Task ->
Below is a set of records; restate each one word for word.

*** Supplied data ***

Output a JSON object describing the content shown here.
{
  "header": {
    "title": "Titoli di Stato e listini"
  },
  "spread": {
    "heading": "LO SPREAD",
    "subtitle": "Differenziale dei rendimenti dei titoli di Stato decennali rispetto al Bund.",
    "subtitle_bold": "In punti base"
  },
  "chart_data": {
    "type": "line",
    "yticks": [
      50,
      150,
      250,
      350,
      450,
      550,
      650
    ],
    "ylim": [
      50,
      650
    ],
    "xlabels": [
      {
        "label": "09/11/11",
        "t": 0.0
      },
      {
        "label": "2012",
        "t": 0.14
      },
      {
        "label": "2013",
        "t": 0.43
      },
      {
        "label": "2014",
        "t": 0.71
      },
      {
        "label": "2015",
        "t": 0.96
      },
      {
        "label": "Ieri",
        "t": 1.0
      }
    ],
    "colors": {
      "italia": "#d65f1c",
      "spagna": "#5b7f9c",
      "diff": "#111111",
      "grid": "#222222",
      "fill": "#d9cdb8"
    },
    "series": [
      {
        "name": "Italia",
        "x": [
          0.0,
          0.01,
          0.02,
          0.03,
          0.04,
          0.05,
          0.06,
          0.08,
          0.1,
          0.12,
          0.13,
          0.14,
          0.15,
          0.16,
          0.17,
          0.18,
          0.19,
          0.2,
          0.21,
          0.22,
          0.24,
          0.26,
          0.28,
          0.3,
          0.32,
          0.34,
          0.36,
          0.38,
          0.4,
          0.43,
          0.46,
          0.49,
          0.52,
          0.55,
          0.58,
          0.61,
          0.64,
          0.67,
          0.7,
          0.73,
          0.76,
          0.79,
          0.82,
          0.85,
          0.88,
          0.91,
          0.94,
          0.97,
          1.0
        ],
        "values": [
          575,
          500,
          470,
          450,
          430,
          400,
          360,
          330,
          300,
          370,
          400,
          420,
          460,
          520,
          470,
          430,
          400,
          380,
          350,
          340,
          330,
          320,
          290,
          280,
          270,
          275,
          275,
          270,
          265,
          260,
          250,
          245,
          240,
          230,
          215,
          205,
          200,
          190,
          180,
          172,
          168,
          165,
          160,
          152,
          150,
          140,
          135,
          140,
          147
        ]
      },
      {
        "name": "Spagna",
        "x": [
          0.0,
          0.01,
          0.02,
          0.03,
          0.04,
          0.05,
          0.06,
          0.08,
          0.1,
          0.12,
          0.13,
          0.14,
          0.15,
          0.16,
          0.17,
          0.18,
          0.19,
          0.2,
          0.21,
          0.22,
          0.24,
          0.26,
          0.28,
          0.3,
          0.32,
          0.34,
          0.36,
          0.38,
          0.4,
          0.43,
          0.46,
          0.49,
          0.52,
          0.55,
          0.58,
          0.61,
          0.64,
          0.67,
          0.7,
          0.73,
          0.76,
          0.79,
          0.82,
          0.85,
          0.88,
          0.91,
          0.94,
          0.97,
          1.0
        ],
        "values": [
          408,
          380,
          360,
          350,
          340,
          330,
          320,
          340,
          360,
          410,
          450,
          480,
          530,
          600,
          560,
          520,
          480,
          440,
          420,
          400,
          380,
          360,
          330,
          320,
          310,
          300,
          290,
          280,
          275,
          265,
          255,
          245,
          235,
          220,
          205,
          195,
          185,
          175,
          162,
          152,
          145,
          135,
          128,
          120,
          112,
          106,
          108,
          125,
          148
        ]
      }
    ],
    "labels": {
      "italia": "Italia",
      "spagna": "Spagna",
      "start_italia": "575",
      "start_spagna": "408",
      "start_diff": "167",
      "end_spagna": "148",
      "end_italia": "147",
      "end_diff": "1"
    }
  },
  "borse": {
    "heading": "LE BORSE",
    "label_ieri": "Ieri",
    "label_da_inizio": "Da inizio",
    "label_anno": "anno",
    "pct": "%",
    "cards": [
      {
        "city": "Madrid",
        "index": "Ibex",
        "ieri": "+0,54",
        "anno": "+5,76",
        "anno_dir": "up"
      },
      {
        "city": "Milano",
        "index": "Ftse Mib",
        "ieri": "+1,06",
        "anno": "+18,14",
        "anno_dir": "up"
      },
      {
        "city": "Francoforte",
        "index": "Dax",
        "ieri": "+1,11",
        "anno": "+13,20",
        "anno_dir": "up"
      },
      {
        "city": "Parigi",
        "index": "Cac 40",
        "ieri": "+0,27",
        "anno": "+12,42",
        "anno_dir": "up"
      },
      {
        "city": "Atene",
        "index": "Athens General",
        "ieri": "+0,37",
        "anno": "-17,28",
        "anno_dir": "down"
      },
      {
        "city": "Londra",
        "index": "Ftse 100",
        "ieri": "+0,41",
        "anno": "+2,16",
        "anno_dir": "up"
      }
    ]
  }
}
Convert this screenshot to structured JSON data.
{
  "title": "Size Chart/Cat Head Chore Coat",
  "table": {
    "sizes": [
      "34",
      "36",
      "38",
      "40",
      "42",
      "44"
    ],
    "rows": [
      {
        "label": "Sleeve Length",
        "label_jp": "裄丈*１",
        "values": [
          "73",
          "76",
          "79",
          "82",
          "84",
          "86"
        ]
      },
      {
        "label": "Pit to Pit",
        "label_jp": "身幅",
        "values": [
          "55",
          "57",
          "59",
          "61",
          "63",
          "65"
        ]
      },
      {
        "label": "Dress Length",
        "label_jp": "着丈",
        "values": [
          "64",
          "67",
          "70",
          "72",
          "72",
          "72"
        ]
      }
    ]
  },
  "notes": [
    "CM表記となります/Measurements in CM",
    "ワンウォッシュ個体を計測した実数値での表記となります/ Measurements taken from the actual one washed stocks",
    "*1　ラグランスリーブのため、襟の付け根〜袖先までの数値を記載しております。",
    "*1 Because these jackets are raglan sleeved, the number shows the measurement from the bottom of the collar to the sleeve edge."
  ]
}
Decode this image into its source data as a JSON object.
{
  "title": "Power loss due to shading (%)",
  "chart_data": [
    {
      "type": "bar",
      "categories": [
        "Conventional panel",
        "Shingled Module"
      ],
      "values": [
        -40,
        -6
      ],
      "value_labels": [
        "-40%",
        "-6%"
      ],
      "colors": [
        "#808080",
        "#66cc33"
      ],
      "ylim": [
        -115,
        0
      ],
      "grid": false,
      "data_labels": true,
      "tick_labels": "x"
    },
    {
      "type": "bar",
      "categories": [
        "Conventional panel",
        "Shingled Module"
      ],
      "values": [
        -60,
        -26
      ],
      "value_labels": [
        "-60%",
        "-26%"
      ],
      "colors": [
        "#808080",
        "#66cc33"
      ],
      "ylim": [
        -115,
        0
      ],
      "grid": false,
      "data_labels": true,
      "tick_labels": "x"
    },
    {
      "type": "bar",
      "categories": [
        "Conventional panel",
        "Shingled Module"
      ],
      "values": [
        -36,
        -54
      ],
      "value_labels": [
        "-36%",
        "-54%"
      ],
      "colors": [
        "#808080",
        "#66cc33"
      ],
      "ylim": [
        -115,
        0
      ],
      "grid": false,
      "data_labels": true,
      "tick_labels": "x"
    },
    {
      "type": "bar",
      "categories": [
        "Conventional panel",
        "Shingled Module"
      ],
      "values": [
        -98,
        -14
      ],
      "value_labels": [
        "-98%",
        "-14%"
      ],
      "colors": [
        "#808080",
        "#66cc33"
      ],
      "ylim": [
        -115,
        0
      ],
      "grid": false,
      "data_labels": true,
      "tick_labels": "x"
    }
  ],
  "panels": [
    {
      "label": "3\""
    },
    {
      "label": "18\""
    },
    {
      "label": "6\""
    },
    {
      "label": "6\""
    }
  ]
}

***

Result of this task ->
Output a JSON object describing the content shown here.
{
  "header": {
    "title": "Titoli di Stato e listini"
  },
  "spread": {
    "heading": "LO SPREAD",
    "subtitle": "Differenziale dei rendimenti dei titoli di Stato decennali rispetto al Bund.",
    "subtitle_bold": "In punti base"
  },
  "chart_data": {
    "type": "line",
    "yticks": [
      50,
      150,
      250,
      350,
      450,
      550,
      650
    ],
    "ylim": [
      50,
      650
    ],
    "xlabels": [
      {
        "label": "09/11/11",
        "t": 0.0
      },
      {
        "label": "2012",
        "t": 0.14
      },
      {
        "label": "2013",
        "t": 0.43
      },
      {
        "label": "2014",
        "t": 0.71
      },
      {
        "label": "2015",
        "t": 0.96
      },
      {
        "label": "Ieri",
        "t": 1.0
      }
    ],
    "colors": {
      "italia": "#d65f1c",
      "spagna": "#5b7f9c",
      "diff": "#111111",
      "grid": "#222222",
      "fill": "#d9cdb8"
    },
    "series": [
      {
        "name": "Italia",
        "x": [
          0.0,
          0.01,
          0.02,
          0.03,
          0.04,
          0.05,
          0.06,
          0.08,
          0.1,
          0.12,
          0.13,
          0.14,
          0.15,
          0.16,
          0.17,
          0.18,
          0.19,
          0.2,
          0.21,
          0.22,
          0.24,
          0.26,
          0.28,
          0.3,
          0.32,
          0.34,
          0.36,
          0.38,
          0.4,
          0.43,
          0.46,
          0.49,
          0.52,
          0.55,
          0.58,
          0.61,
          0.64,
          0.67,
          0.7,
          0.73,
          0.76,
          0.79,
          0.82,
          0.85,
          0.88,
          0.91,
          0.94,
          0.97,
          1.0
        ],
        "values": [
          575,
          500,
          470,
          450,
          430,
          400,
          360,
          330,
          300,
          370,
          400,
          420,
          460,
          520,
          470,
          430,
          400,
          380,
          350,
          340,
          330,
          320,
          290,
          280,
          270,
          275,
          275,
          270,
          265,
          260,
          250,
          245,
          240,
          230,
          215,
          205,
          200,
          190,
          180,
          172,
          168,
          165,
          160,
          152,
          150,
          140,
          135,
          140,
          147
        ]
      },
      {
        "name": "Spagna",
        "x": [
          0.0,
          0.01,
          0.02,
          0.03,
          0.04,
          0.05,
          0.06,
          0.08,
          0.1,
          0.12,
          0.13,
          0.14,
          0.15,
          0.16,
          0.17,
          0.18,
          0.19,
          0.2,
          0.21,
          0.22,
          0.24,
          0.26,
          0.28,
          0.3,
          0.32,
          0.34,
          0.36,
          0.38,
          0.4,
          0.43,
          0.46,
          0.49,
          0.52,
          0.55,
          0.58,
          0.61,
          0.64,
          0.67,
          0.7,
          0.73,
          0.76,
          0.79,
          0.82,
          0.85,
          0.88,
          0.91,
          0.94,
          0.97,
          1.0
        ],
        "values": [
          408,
          380,
          360,
          350,
          340,
          330,
          320,
          340,
          360,
          410,
          450,
          480,
          530,
          600,
          560,
          520,
          480,
          440,
          420,
          400,
          380,
          360,
          330,
          320,
          310,
          300,
          290,
          280,
          275,
          265,
          255,
          245,
          235,
          220,
          205,
          195,
          185,
          175,
          162,
          152,
          145,
          135,
          128,
          120,
          112,
          106,
          108,
          125,
          148
        ]
      }
    ],
    "labels": {
      "italia": "Italia",
      "spagna": "Spagna",
      "start_italia": "575",
      "start_spagna": "408",
      "start_diff": "167",
      "end_spagna": "148",
      "end_italia": "147",
      "end_diff": "1"
    }
  },
  "borse": {
    "heading": "LE BORSE",
    "label_ieri": "Ieri",
    "label_da_inizio": "Da inizio",
    "label_anno": "anno",
    "pct": "%",
    "cards": [
      {
        "city": "Madrid",
        "index": "Ibex",
        "ieri": "+0,54",
        "anno": "+5,76",
        "anno_dir": "up"
      },
      {
        "city": "Milano",
        "index": "Ftse Mib",
        "ieri": "+1,06",
        "anno": "+18,14",
        "anno_dir": "up"
      },
      {
        "city": "Francoforte",
        "index": "Dax",
        "ieri": "+1,11",
        "anno": "+13,20",
        "anno_dir": "up"
      },
      {
        "city": "Parigi",
        "index": "Cac 40",
        "ieri": "+0,27",
        "anno": "+12,42",
        "anno_dir": "up"
      },
      {
        "city": "Atene",
        "index": "Athens General",
        "ieri": "+0,37",
        "anno": "-17,28",
        "anno_dir": "down"
      },
      {
        "city": "Londra",
        "index": "Ftse 100",
        "ieri": "+0,41",
        "anno": "+2,16",
        "anno_dir": "up"
      }
    ]
  }
}
Convert this screenshot to structured JSON data.
{
  "title": "Size Chart/Cat Head Chore Coat",
  "table": {
    "sizes": [
      "34",
      "36",
      "38",
      "40",
      "42",
      "44"
    ],
    "rows": [
      {
        "label": "Sleeve Length",
        "label_jp": "裄丈*１",
        "values": [
          "73",
          "76",
          "79",
          "82",
          "84",
          "86"
        ]
      },
      {
        "label": "Pit to Pit",
        "label_jp": "身幅",
        "values": [
          "55",
          "57",
          "59",
          "61",
          "63",
          "65"
        ]
      },
      {
        "label": "Dress Length",
        "label_jp": "着丈",
        "values": [
          "64",
          "67",
          "70",
          "72",
          "72",
          "72"
        ]
      }
    ]
  },
  "notes": [
    "CM表記となります/Measurements in CM",
    "ワンウォッシュ個体を計測した実数値での表記となります/ Measurements taken from the actual one washed stocks",
    "*1　ラグランスリーブのため、襟の付け根〜袖先までの数値を記載しております。",
    "*1 Because these jackets are raglan sleeved, the number shows the measurement from the bottom of the collar to the sleeve edge."
  ]
}
Decode this image into its source data as a JSON object.
{
  "title": "Power loss due to shading (%)",
  "chart_data": [
    {
      "type": "bar",
      "categories": [
        "Conventional panel",
        "Shingled Module"
      ],
      "values": [
        -40,
        -6
      ],
      "value_labels": [
        "-40%",
        "-6%"
      ],
      "colors": [
        "#808080",
        "#66cc33"
      ],
      "ylim": [
        -115,
        0
      ],
      "grid": false,
      "data_labels": true,
      "tick_labels": "x"
    },
    {
      "type": "bar",
      "categories": [
        "Conventional panel",
        "Shingled Module"
      ],
      "values": [
        -60,
        -26
      ],
      "value_labels": [
        "-60%",
        "-26%"
      ],
      "colors": [
        "#808080",
        "#66cc33"
      ],
      "ylim": [
        -115,
        0
      ],
      "grid": false,
      "data_labels": true,
      "tick_labels": "x"
    },
    {
      "type": "bar",
      "categories": [
        "Conventional panel",
        "Shingled Module"
      ],
      "values": [
        -36,
        -54
      ],
      "value_labels": [
        "-36%",
        "-54%"
      ],
      "colors": [
        "#808080",
        "#66cc33"
      ],
      "ylim": [
        -115,
        0
      ],
      "grid": false,
      "data_labels": true,
      "tick_labels": "x"
    },
    {
      "type": "bar",
      "categories": [
        "Conventional panel",
        "Shingled Module"
      ],
      "values": [
        -98,
        -14
      ],
      "value_labels": [
        "-98%",
        "-14%"
      ],
      "colors": [
        "#808080",
        "#66cc33"
      ],
      "ylim": [
        -115,
        0
      ],
      "grid": false,
      "data_labels": true,
      "tick_labels": "x"
    }
  ],
  "panels": [
    {
      "label": "3\""
    },
    {
      "label": "18\""
    },
    {
      "label": "6\""
    },
    {
      "label": "6\""
    }
  ]
}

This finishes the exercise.